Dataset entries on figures
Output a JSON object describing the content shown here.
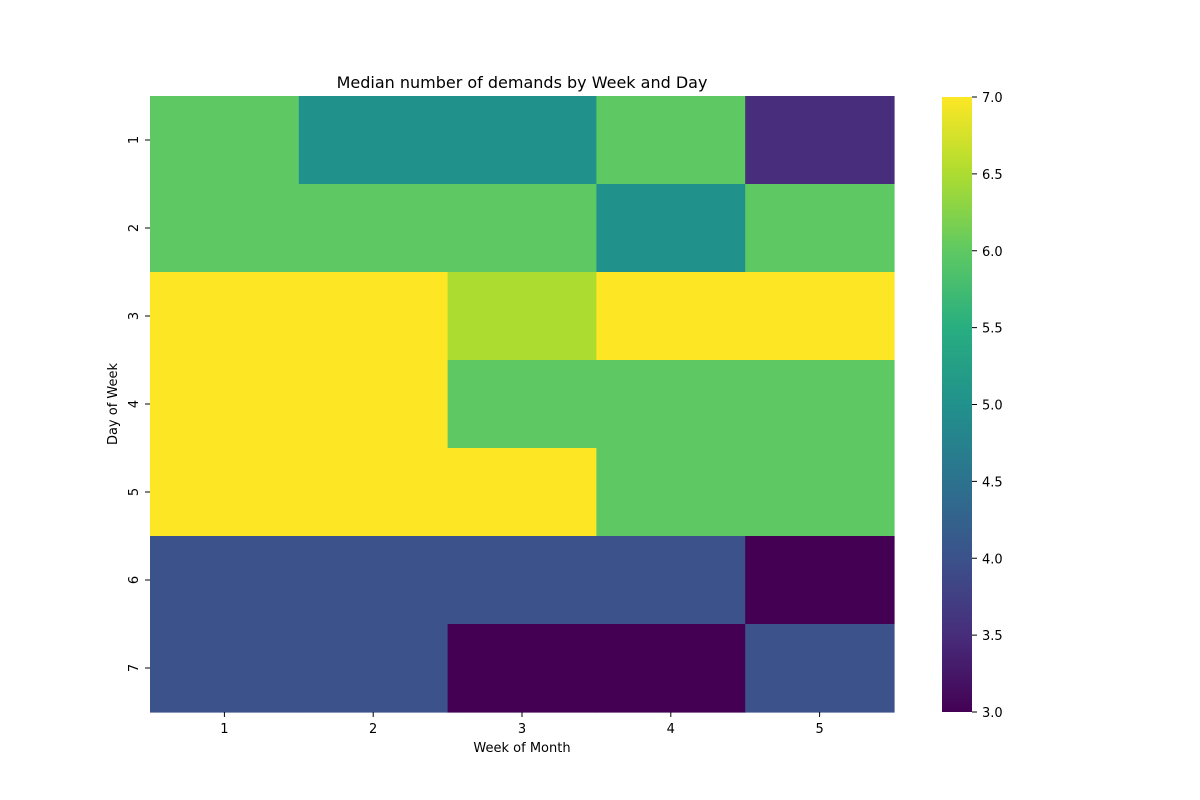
{
  "chart_data": {
    "type": "heatmap",
    "title": "Median number of demands by Week and Day",
    "xlabel": "Week of Month",
    "ylabel": "Day of Week",
    "x_categories": [
      "1",
      "2",
      "3",
      "4",
      "5"
    ],
    "y_categories": [
      "1",
      "2",
      "3",
      "4",
      "5",
      "6",
      "7"
    ],
    "values": [
      [
        6,
        5,
        5,
        6,
        3.5
      ],
      [
        6,
        6,
        6,
        5,
        6
      ],
      [
        7,
        7,
        6.5,
        7,
        7
      ],
      [
        7,
        7,
        6,
        6,
        6
      ],
      [
        7,
        7,
        7,
        6,
        6
      ],
      [
        4,
        4,
        4,
        4,
        3
      ],
      [
        4,
        4,
        3,
        3,
        4
      ]
    ],
    "colorbar": {
      "min": 3.0,
      "max": 7.0,
      "ticks": [
        "3.0",
        "3.5",
        "4.0",
        "4.5",
        "5.0",
        "5.5",
        "6.0",
        "6.5",
        "7.0"
      ],
      "colormap": "viridis"
    }
  }
}
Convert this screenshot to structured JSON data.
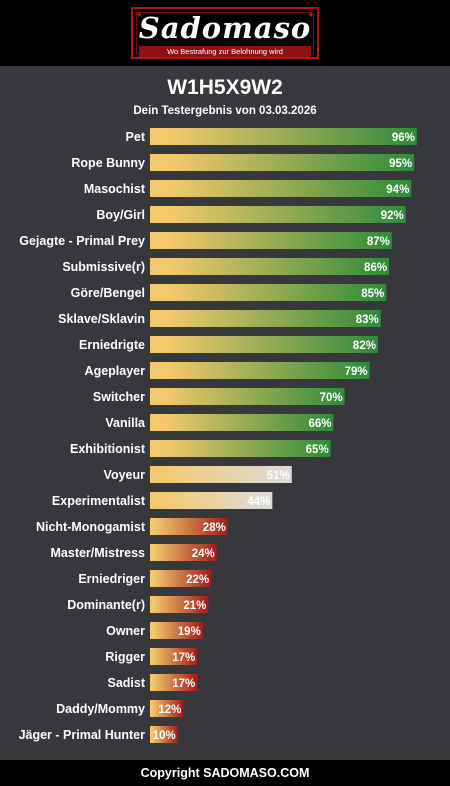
{
  "brand": {
    "name": "Sadomaso",
    "tagline": "Wo Bestrafung zur Belohnung wird"
  },
  "title": "W1H5X9W2",
  "subtitle": "Dein Testergebnis von 03.03.2026",
  "footer": "Copyright SADOMASO.COM",
  "colors": {
    "bar_start": "#f4c96b",
    "high": "#2e8b3a",
    "mid": "#dcdcdc",
    "low": "#a01c1c",
    "background": "#36383c"
  },
  "chart_data": {
    "type": "bar",
    "orientation": "horizontal",
    "unit": "%",
    "xlim": [
      0,
      100
    ],
    "grid": false,
    "categories": [
      "Pet",
      "Rope Bunny",
      "Masochist",
      "Boy/Girl",
      "Gejagte - Primal Prey",
      "Submissive(r)",
      "Göre/Bengel",
      "Sklave/Sklavin",
      "Erniedrigte",
      "Ageplayer",
      "Switcher",
      "Vanilla",
      "Exhibitionist",
      "Voyeur",
      "Experimentalist",
      "Nicht-Monogamist",
      "Master/Mistress",
      "Erniedriger",
      "Dominante(r)",
      "Owner",
      "Rigger",
      "Sadist",
      "Daddy/Mommy",
      "Jäger - Primal Hunter"
    ],
    "values": [
      96,
      95,
      94,
      92,
      87,
      86,
      85,
      83,
      82,
      79,
      70,
      66,
      65,
      51,
      44,
      28,
      24,
      22,
      21,
      19,
      17,
      17,
      12,
      10
    ],
    "value_labels": [
      "96%",
      "95%",
      "94%",
      "92%",
      "87%",
      "86%",
      "85%",
      "83%",
      "82%",
      "79%",
      "70%",
      "66%",
      "65%",
      "51%",
      "44%",
      "28%",
      "24%",
      "22%",
      "21%",
      "19%",
      "17%",
      "17%",
      "12%",
      "10%"
    ]
  }
}
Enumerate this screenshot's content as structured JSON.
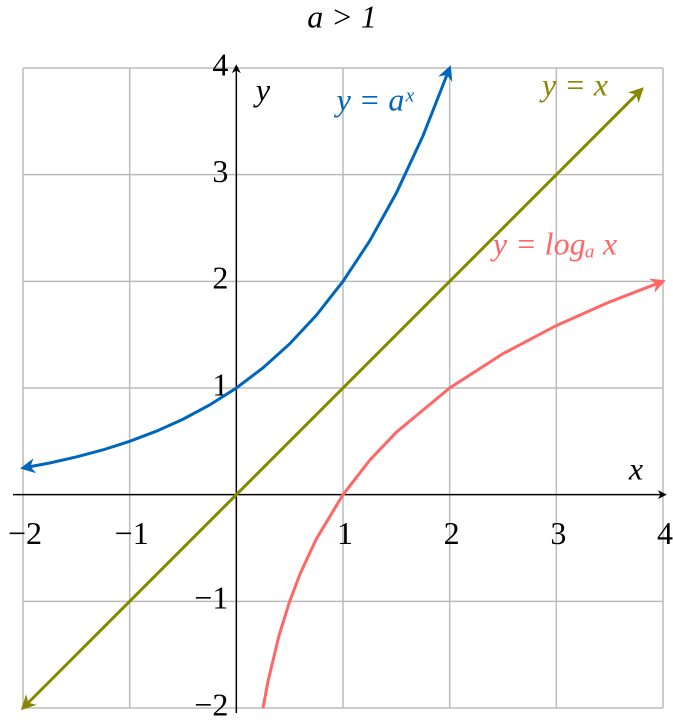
{
  "chart_data": {
    "type": "line",
    "title": "a > 1",
    "x_label": "x",
    "y_label": "y",
    "xlim": [
      -2,
      4
    ],
    "ylim": [
      -2,
      4
    ],
    "xticks": [
      {
        "value": -2,
        "label": "−2"
      },
      {
        "value": -1,
        "label": "−1"
      },
      1,
      2,
      3,
      4
    ],
    "yticks": [
      {
        "value": -2,
        "label": "−2"
      },
      {
        "value": -1,
        "label": "−1"
      },
      1,
      2,
      3,
      4
    ],
    "grid": true,
    "series": [
      {
        "name": "y = aˣ",
        "color": "#0066bb",
        "arrows": "both",
        "x": [
          -2,
          -1.75,
          -1.5,
          -1.25,
          -1,
          -0.75,
          -0.5,
          -0.25,
          0,
          0.25,
          0.5,
          0.75,
          1,
          1.25,
          1.5,
          1.75,
          2
        ],
        "values": [
          0.25,
          0.297,
          0.354,
          0.42,
          0.5,
          0.595,
          0.707,
          0.841,
          1,
          1.189,
          1.414,
          1.682,
          2,
          2.378,
          2.828,
          3.364,
          4
        ]
      },
      {
        "name": "y = x",
        "color": "#888800",
        "arrows": "both",
        "x": [
          -2,
          3.8
        ],
        "values": [
          -2,
          3.8
        ]
      },
      {
        "name": "y = logₐ x",
        "color": "#ff6666",
        "arrows": "end",
        "x": [
          0.25,
          0.3,
          0.4,
          0.5,
          0.6,
          0.75,
          1,
          1.25,
          1.5,
          2,
          2.5,
          3,
          3.5,
          4
        ],
        "values": [
          -2,
          -1.737,
          -1.322,
          -1,
          -0.737,
          -0.415,
          0,
          0.322,
          0.585,
          1,
          1.322,
          1.585,
          1.807,
          2
        ]
      }
    ]
  }
}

Written request
Your job is to transcribe the entries above exactly; skip the pictures.

Exercise answer
Output a JSON object describing the content shown here.
{
  "chart_data": {
    "type": "heatmap",
    "title": "Median number of demands by Week and Day",
    "xlabel": "Week of Month",
    "ylabel": "Day of Week",
    "x_categories": [
      "1",
      "2",
      "3",
      "4",
      "5"
    ],
    "y_categories": [
      "1",
      "2",
      "3",
      "4",
      "5",
      "6",
      "7"
    ],
    "values": [
      [
        6,
        5,
        5,
        6,
        3.5
      ],
      [
        6,
        6,
        6,
        5,
        6
      ],
      [
        7,
        7,
        6.5,
        7,
        7
      ],
      [
        7,
        7,
        6,
        6,
        6
      ],
      [
        7,
        7,
        7,
        6,
        6
      ],
      [
        4,
        4,
        4,
        4,
        3
      ],
      [
        4,
        4,
        3,
        3,
        4
      ]
    ],
    "colorbar": {
      "min": 3.0,
      "max": 7.0,
      "ticks": [
        "3.0",
        "3.5",
        "4.0",
        "4.5",
        "5.0",
        "5.5",
        "6.0",
        "6.5",
        "7.0"
      ],
      "colormap": "viridis"
    }
  }
}
Convert this screenshot to structured JSON data.
{
  "brand": {
    "name": "Sadomaso",
    "tagline": "Wo Bestrafung zur Belohnung wird"
  },
  "title": "W1H5X9W2",
  "subtitle": "Dein Testergebnis von 03.03.2026",
  "footer": "Copyright SADOMASO.COM",
  "colors": {
    "bar_start": "#f4c96b",
    "high": "#2e8b3a",
    "mid": "#dcdcdc",
    "low": "#a01c1c",
    "background": "#36383c"
  },
  "chart_data": {
    "type": "bar",
    "orientation": "horizontal",
    "unit": "%",
    "xlim": [
      0,
      100
    ],
    "grid": false,
    "categories": [
      "Pet",
      "Rope Bunny",
      "Masochist",
      "Boy/Girl",
      "Gejagte - Primal Prey",
      "Submissive(r)",
      "Göre/Bengel",
      "Sklave/Sklavin",
      "Erniedrigte",
      "Ageplayer",
      "Switcher",
      "Vanilla",
      "Exhibitionist",
      "Voyeur",
      "Experimentalist",
      "Nicht-Monogamist",
      "Master/Mistress",
      "Erniedriger",
      "Dominante(r)",
      "Owner",
      "Rigger",
      "Sadist",
      "Daddy/Mommy",
      "Jäger - Primal Hunter"
    ],
    "values": [
      96,
      95,
      94,
      92,
      87,
      86,
      85,
      83,
      82,
      79,
      70,
      66,
      65,
      51,
      44,
      28,
      24,
      22,
      21,
      19,
      17,
      17,
      12,
      10
    ],
    "value_labels": [
      "96%",
      "95%",
      "94%",
      "92%",
      "87%",
      "86%",
      "85%",
      "83%",
      "82%",
      "79%",
      "70%",
      "66%",
      "65%",
      "51%",
      "44%",
      "28%",
      "24%",
      "22%",
      "21%",
      "19%",
      "17%",
      "17%",
      "12%",
      "10%"
    ]
  }
}
Enumerate this screenshot's content as structured JSON.
{
  "chart_data": {
    "type": "line",
    "title": "a > 1",
    "x_label": "x",
    "y_label": "y",
    "xlim": [
      -2,
      4
    ],
    "ylim": [
      -2,
      4
    ],
    "xticks": [
      {
        "value": -2,
        "label": "−2"
      },
      {
        "value": -1,
        "label": "−1"
      },
      1,
      2,
      3,
      4
    ],
    "yticks": [
      {
        "value": -2,
        "label": "−2"
      },
      {
        "value": -1,
        "label": "−1"
      },
      1,
      2,
      3,
      4
    ],
    "grid": true,
    "series": [
      {
        "name": "y = aˣ",
        "color": "#0066bb",
        "arrows": "both",
        "x": [
          -2,
          -1.75,
          -1.5,
          -1.25,
          -1,
          -0.75,
          -0.5,
          -0.25,
          0,
          0.25,
          0.5,
          0.75,
          1,
          1.25,
          1.5,
          1.75,
          2
        ],
        "values": [
          0.25,
          0.297,
          0.354,
          0.42,
          0.5,
          0.595,
          0.707,
          0.841,
          1,
          1.189,
          1.414,
          1.682,
          2,
          2.378,
          2.828,
          3.364,
          4
        ]
      },
      {
        "name": "y = x",
        "color": "#888800",
        "arrows": "both",
        "x": [
          -2,
          3.8
        ],
        "values": [
          -2,
          3.8
        ]
      },
      {
        "name": "y = logₐ x",
        "color": "#ff6666",
        "arrows": "end",
        "x": [
          0.25,
          0.3,
          0.4,
          0.5,
          0.6,
          0.75,
          1,
          1.25,
          1.5,
          2,
          2.5,
          3,
          3.5,
          4
        ],
        "values": [
          -2,
          -1.737,
          -1.322,
          -1,
          -0.737,
          -0.415,
          0,
          0.322,
          0.585,
          1,
          1.322,
          1.585,
          1.807,
          2
        ]
      }
    ]
  }
}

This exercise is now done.